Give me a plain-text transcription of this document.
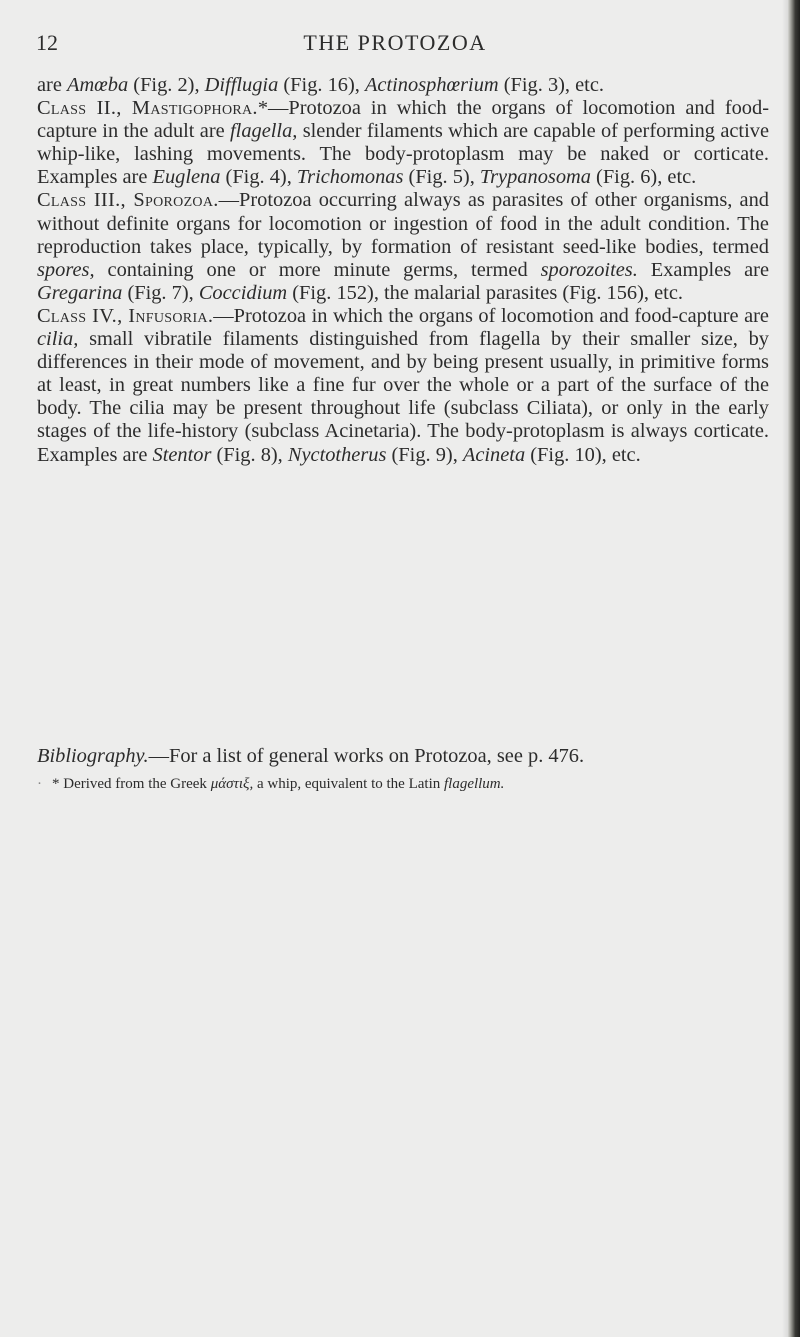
12	THE PROTOZOA

are Amœba (Fig. 2), Difflugia (Fig. 16), Actinosphœrium (Fig. 3), etc.

Class II., Mastigophora.*—Protozoa in which the organs of locomotion and food-capture in the adult are flagella, slender filaments which are capable of performing active whip-like, lashing movements. The body-protoplasm may be naked or corticate. Examples are Euglena (Fig. 4), Trichomonas (Fig. 5), Trypanosoma (Fig. 6), etc.

Class III., Sporozoa.—Protozoa occurring always as parasites of other organisms, and without definite organs for locomotion or ingestion of food in the adult condition. The reproduction takes place, typically, by formation of resistant seed-like bodies, termed spores, containing one or more minute germs, termed sporozoites. Examples are Gregarina (Fig. 7), Coccidium (Fig. 152), the malarial parasites (Fig. 156), etc.

Class IV., Infusoria.—Protozoa in which the organs of locomotion and food-capture are cilia, small vibratile filaments distinguished from flagella by their smaller size, by differences in their mode of movement, and by being present usually, in primitive forms at least, in great numbers like a fine fur over the whole or a part of the surface of the body. The cilia may be present throughout life (subclass Ciliata), or only in the early stages of the life-history (subclass Acinetaria). The body-protoplasm is always corticate. Examples are Stentor (Fig. 8), Nyctotherus (Fig. 9), Acineta (Fig. 10), etc.

Bibliography.—For a list of general works on Protozoa, see p. 476.
· * Derived from the Greek μάστιξ, a whip, equivalent to the Latin flagellum.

• [Prompt] Extract each line from the listing that holds the word "whip".

• [Problem solution]
Class II., Mastigophora.*—Protozoa in which the organs of locomotion and food-capture in the adult are flagella, slender filaments which are capable of performing active whip-like, lashing movements. The body-protoplasm may be naked or corticate. Examples are Euglena (Fig. 4), Trichomonas (Fig. 5), Trypanosoma (Fig. 6), etc.
· * Derived from the Greek μάστιξ, a whip, equivalent to the Latin flagellum.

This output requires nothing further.